Written instruction:
Look through the data and write out every line with the word "name" in it.

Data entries
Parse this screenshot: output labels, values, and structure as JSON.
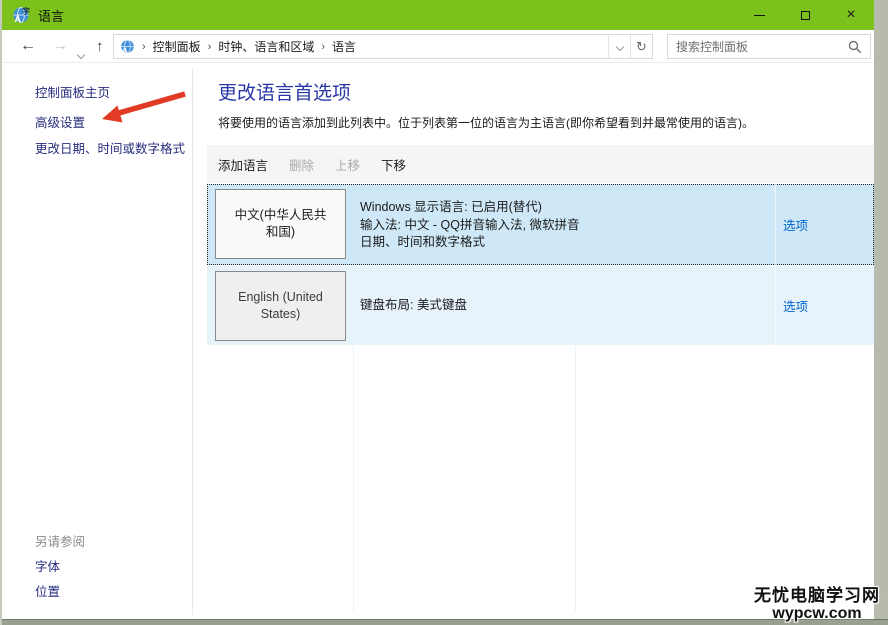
{
  "window": {
    "title": "语言",
    "controls": {
      "minimize": "minimize",
      "maximize": "maximize",
      "close": "×"
    }
  },
  "navbar": {
    "breadcrumb": [
      "控制面板",
      "时钟、语言和区域",
      "语言"
    ],
    "search_placeholder": "搜索控制面板"
  },
  "sidebar": {
    "items": [
      "控制面板主页",
      "高级设置",
      "更改日期、时间或数字格式"
    ],
    "see_also": {
      "header": "另请参阅",
      "items": [
        "字体",
        "位置"
      ]
    }
  },
  "main": {
    "title": "更改语言首选项",
    "description": "将要使用的语言添加到此列表中。位于列表第一位的语言为主语言(即你希望看到并最常使用的语言)。",
    "toolbar": [
      {
        "label": "添加语言",
        "enabled": true
      },
      {
        "label": "删除",
        "enabled": false
      },
      {
        "label": "上移",
        "enabled": false
      },
      {
        "label": "下移",
        "enabled": true
      }
    ],
    "languages": [
      {
        "name": "中文(中华人民共和国)",
        "details": [
          "Windows 显示语言: 已启用(替代)",
          "输入法: 中文 - QQ拼音输入法, 微软拼音",
          "日期、时间和数字格式"
        ],
        "options_label": "选项",
        "selected": true
      },
      {
        "name": "English (United States)",
        "details": [
          "键盘布局: 美式键盘"
        ],
        "options_label": "选项",
        "selected": false
      }
    ]
  },
  "watermark": {
    "line1": "无忧电脑学习网",
    "line2": "wypcw.com"
  },
  "colors": {
    "titlebar_green": "#7cc21c",
    "selected_row_blue": "#cfe8f7",
    "alt_row_blue": "#e7f3fb",
    "link_blue": "#0066cc",
    "sidebar_navy": "#262d7e",
    "heading_blue": "#2936a6",
    "annotation_arrow_red": "#e23b25"
  }
}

Completed exercise:
        "name": "中文(中华人民共和国)",
        "name": "English (United States)",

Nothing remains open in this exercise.